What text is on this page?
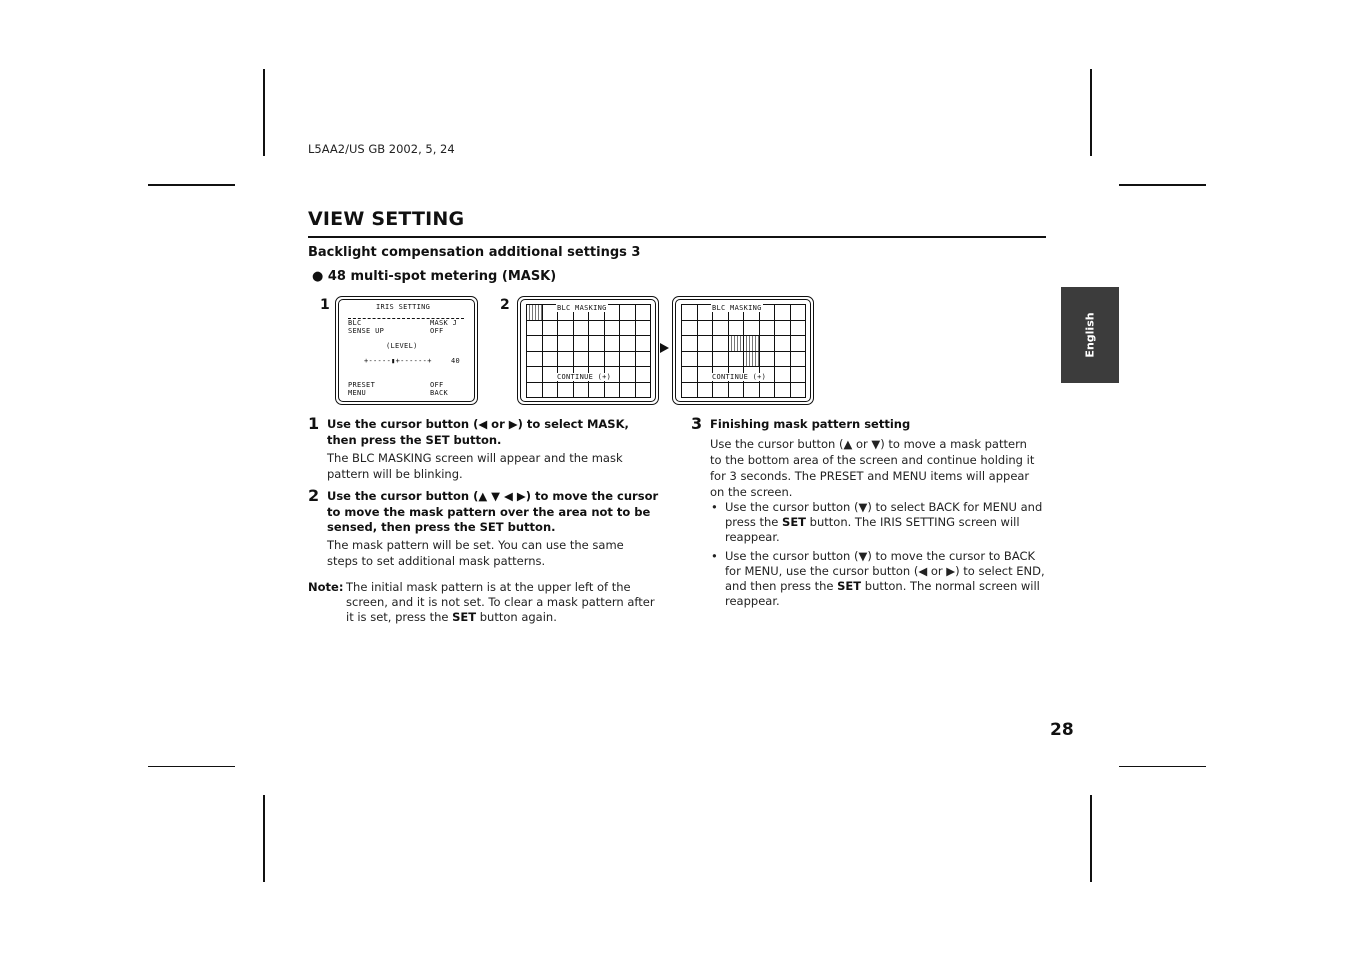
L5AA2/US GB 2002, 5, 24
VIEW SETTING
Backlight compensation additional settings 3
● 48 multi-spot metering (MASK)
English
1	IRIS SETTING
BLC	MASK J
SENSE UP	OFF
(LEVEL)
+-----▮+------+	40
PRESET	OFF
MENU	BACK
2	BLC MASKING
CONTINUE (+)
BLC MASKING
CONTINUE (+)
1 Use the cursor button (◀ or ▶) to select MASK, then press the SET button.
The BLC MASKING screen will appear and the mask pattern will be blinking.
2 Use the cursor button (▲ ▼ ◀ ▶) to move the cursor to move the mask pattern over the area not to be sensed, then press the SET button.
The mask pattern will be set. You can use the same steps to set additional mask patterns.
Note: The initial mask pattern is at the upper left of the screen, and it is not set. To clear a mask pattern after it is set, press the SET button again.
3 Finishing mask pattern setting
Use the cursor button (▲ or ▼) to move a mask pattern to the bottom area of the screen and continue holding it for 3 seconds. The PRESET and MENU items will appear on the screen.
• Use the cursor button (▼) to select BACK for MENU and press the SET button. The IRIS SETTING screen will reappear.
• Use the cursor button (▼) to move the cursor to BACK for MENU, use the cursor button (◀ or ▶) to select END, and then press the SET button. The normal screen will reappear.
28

- - -

### Instructions to follow
Copy the records above exactly. The pictures are not part of the copy.

### Completed exercise
What text is on this page?
L5AA2/US GB 2002, 5, 24
VIEW SETTING
Backlight compensation additional settings 3
● 48 multi-spot metering (MASK)
English
1	IRIS SETTING
BLC	MASK J
SENSE UP	OFF
(LEVEL)
+-----▮+------+	40
PRESET	OFF
MENU	BACK
2	BLC MASKING
CONTINUE (+)
BLC MASKING
CONTINUE (+)
1 Use the cursor button (◀ or ▶) to select MASK, then press the SET button.
The BLC MASKING screen will appear and the mask pattern will be blinking.
2 Use the cursor button (▲ ▼ ◀ ▶) to move the cursor to move the mask pattern over the area not to be sensed, then press the SET button.
The mask pattern will be set. You can use the same steps to set additional mask patterns.
Note: The initial mask pattern is at the upper left of the screen, and it is not set. To clear a mask pattern after it is set, press the SET button again.
3 Finishing mask pattern setting
Use the cursor button (▲ or ▼) to move a mask pattern to the bottom area of the screen and continue holding it for 3 seconds. The PRESET and MENU items will appear on the screen.
• Use the cursor button (▼) to select BACK for MENU and press the SET button. The IRIS SETTING screen will reappear.
• Use the cursor button (▼) to move the cursor to BACK for MENU, use the cursor button (◀ or ▶) to select END, and then press the SET button. The normal screen will reappear.
28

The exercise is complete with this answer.